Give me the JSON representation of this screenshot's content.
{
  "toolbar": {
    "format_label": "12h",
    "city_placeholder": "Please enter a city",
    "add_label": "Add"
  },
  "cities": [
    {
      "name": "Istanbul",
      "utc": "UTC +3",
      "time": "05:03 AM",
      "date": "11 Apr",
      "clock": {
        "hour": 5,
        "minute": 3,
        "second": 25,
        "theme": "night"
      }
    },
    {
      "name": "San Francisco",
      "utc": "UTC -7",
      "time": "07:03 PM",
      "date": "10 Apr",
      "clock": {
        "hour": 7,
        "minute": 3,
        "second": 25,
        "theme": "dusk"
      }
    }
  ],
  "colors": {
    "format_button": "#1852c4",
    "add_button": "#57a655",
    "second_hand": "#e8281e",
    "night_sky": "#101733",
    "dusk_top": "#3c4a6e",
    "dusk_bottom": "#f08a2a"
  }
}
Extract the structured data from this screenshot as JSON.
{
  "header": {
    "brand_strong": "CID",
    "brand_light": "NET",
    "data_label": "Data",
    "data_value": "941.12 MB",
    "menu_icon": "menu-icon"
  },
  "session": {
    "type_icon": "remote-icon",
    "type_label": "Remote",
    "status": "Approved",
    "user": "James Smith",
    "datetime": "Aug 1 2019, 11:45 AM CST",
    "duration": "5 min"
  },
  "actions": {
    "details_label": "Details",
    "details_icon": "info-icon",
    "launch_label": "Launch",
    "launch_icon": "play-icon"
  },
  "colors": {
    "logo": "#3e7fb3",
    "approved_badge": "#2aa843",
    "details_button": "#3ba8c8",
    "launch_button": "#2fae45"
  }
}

▶ [Goal] Copy each line of the preceding data that contains the string "this".

▶ [Correct response]
Give me the JSON representation of this screenshot's content.
Extract the structured data from this screenshot as JSON.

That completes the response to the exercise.